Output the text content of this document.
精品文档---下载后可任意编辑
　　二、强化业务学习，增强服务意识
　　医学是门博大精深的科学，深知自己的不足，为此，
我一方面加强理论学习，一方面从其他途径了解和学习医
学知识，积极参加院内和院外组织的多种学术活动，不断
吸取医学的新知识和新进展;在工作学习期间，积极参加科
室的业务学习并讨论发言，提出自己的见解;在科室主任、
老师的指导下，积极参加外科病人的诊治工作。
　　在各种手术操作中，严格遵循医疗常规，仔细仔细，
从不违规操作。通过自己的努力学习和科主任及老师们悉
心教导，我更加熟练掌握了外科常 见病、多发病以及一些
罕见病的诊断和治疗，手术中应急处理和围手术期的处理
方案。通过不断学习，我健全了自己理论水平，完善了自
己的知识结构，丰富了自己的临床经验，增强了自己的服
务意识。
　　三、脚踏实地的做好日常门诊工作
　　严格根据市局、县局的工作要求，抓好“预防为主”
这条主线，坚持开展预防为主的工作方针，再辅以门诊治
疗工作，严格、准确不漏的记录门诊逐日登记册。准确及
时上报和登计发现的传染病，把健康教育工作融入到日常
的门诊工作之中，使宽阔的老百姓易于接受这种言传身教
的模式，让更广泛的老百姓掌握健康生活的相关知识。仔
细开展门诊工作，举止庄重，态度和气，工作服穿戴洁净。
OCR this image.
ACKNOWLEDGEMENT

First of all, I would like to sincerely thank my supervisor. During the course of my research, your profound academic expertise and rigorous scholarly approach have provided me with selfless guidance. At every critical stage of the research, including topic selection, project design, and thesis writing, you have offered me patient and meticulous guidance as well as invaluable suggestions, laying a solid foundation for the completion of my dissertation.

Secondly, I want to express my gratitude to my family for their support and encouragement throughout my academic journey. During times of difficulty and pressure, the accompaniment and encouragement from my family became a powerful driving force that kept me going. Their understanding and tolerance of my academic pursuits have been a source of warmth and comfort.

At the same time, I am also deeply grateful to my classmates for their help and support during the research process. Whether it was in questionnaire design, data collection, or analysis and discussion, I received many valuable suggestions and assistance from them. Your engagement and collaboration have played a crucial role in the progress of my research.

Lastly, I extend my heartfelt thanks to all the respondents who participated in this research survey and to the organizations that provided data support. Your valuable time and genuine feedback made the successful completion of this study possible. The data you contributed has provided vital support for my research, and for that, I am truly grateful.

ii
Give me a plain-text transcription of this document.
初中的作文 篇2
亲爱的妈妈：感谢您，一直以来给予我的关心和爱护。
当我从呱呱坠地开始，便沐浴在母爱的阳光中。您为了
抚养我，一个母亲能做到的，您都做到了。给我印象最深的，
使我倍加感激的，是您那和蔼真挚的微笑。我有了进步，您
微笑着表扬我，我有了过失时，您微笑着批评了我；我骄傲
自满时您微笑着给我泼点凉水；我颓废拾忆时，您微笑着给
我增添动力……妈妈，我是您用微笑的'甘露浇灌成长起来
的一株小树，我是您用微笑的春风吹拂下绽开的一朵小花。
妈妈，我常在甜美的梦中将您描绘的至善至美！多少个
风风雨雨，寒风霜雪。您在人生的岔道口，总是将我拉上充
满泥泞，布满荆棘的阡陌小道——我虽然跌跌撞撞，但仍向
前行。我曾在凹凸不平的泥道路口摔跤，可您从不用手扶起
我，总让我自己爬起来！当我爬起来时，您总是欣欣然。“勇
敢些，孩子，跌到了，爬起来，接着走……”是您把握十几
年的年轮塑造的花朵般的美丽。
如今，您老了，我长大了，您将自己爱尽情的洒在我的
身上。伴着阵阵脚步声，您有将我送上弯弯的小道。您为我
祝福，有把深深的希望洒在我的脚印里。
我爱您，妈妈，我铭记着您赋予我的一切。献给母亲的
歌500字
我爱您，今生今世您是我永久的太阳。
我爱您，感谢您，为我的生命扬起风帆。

What to work on
Copy every line of the listing that includes the string "data".

Result of this exercise
At the same time, I am also deeply grateful to my classmates for their help and support during the research process. Whether it was in questionnaire design, data collection, or analysis and discussion, I received many valuable suggestions and assistance from them. Your engagement and collaboration have played a crucial role in the progress of my research.
Lastly, I extend my heartfelt thanks to all the respondents who participated in this research survey and to the organizations that provided data support. Your valuable time and genuine feedback made the successful completion of this study possible. The data you contributed has provided vital support for my research, and for that, I am truly grateful.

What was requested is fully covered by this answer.